**Given exercise:** Assemble all lines in which the string "苗则槁矣" appears.

◇ ◇ ◇ ◇ ◇ ◇ ◇

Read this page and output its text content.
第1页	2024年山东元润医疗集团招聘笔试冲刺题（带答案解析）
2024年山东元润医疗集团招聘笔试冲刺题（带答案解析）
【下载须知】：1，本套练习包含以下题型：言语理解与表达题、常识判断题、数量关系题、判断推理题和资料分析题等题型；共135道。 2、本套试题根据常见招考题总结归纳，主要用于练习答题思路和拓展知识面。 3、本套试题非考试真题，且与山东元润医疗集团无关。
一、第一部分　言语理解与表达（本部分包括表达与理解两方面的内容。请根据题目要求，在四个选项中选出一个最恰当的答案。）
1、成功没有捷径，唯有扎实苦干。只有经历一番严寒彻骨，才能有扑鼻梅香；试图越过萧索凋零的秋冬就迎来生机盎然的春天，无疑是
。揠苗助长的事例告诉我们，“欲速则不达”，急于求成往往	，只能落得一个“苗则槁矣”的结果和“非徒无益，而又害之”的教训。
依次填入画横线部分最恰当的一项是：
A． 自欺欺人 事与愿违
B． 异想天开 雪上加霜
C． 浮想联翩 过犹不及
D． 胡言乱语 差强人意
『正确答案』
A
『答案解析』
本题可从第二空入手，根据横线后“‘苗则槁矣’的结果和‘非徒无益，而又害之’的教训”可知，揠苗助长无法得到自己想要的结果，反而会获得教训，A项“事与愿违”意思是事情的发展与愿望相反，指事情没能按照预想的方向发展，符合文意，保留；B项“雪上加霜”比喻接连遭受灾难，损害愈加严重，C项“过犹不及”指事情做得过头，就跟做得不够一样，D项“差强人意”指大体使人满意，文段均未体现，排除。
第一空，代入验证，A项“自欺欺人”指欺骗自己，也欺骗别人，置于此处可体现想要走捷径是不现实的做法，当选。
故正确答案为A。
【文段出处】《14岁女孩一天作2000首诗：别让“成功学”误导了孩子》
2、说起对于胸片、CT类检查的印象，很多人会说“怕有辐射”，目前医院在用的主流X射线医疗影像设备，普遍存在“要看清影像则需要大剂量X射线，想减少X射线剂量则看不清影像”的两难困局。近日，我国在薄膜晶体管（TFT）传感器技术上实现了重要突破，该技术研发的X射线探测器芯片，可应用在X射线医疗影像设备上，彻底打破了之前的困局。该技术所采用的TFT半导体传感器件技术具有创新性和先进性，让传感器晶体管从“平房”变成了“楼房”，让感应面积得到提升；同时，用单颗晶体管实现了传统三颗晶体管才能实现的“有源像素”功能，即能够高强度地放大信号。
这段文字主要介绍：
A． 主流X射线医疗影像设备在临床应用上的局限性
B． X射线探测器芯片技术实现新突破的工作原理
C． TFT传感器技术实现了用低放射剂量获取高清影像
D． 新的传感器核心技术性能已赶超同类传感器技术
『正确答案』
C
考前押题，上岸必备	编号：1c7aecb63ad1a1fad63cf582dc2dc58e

◇ ◇ ◇ ◇ ◇ ◇ ◇

**Finished answer:**
。揠苗助长的事例告诉我们，“欲速则不达”，急于求成往往	，只能落得一个“苗则槁矣”的结果和“非徒无益，而又害之”的教训。
本题可从第二空入手，根据横线后“‘苗则槁矣’的结果和‘非徒无益，而又害之’的教训”可知，揠苗助长无法得到自己想要的结果，反而会获得教训，A项“事与愿违”意思是事情的发展与愿望相反，指事情没能按照预想的方向发展，符合文意，保留；B项“雪上加霜”比喻接连遭受灾难，损害愈加严重，C项“过犹不及”指事情做得过头，就跟做得不够一样，D项“差强人意”指大体使人满意，文段均未体现，排除。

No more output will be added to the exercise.